> **PROBLEM**:
Please count the lines in the listing below that contain the word "rotation". Reply with that number alone.

> **INFORMATION PROVIDED**:

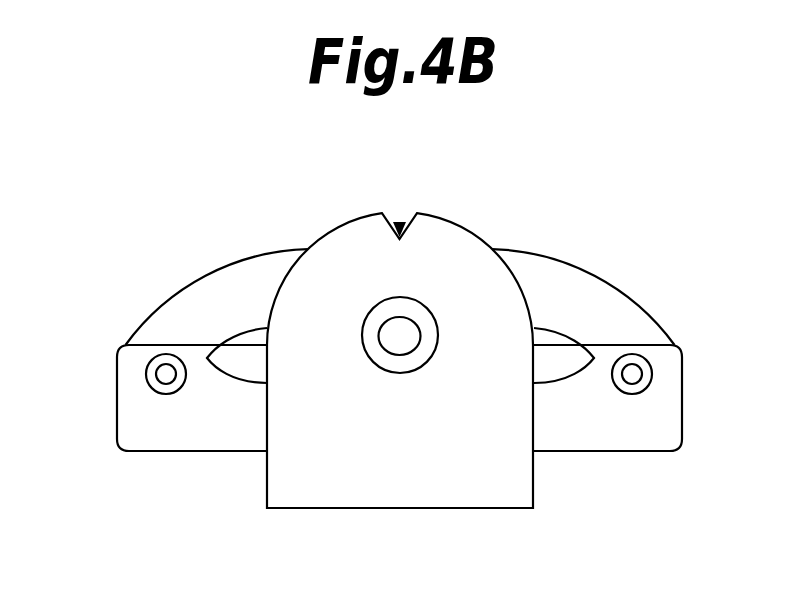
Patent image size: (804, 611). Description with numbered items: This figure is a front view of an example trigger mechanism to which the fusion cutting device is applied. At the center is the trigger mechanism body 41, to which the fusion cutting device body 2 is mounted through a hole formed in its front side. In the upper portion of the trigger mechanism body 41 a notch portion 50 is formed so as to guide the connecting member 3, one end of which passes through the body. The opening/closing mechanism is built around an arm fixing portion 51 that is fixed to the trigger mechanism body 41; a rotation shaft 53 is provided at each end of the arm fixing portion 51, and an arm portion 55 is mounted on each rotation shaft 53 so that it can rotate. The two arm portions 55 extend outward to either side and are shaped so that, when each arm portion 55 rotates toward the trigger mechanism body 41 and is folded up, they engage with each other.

The fusion cutting device body 2 is at (418, 302).
The connecting member 3 is at (396, 220).
The trigger mechanism body 41 is at (497, 509).
The notch portion 50 is at (418, 216).
The arm fixing portion 51 is at (647, 452).
The rotation shaft 53 is at (146, 373).
The arm portion 55 is at (207, 280).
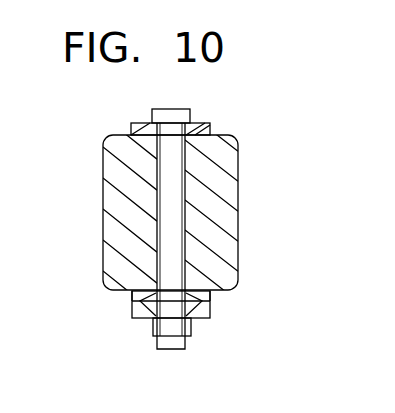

> **REPLY TO THE TASK**:
2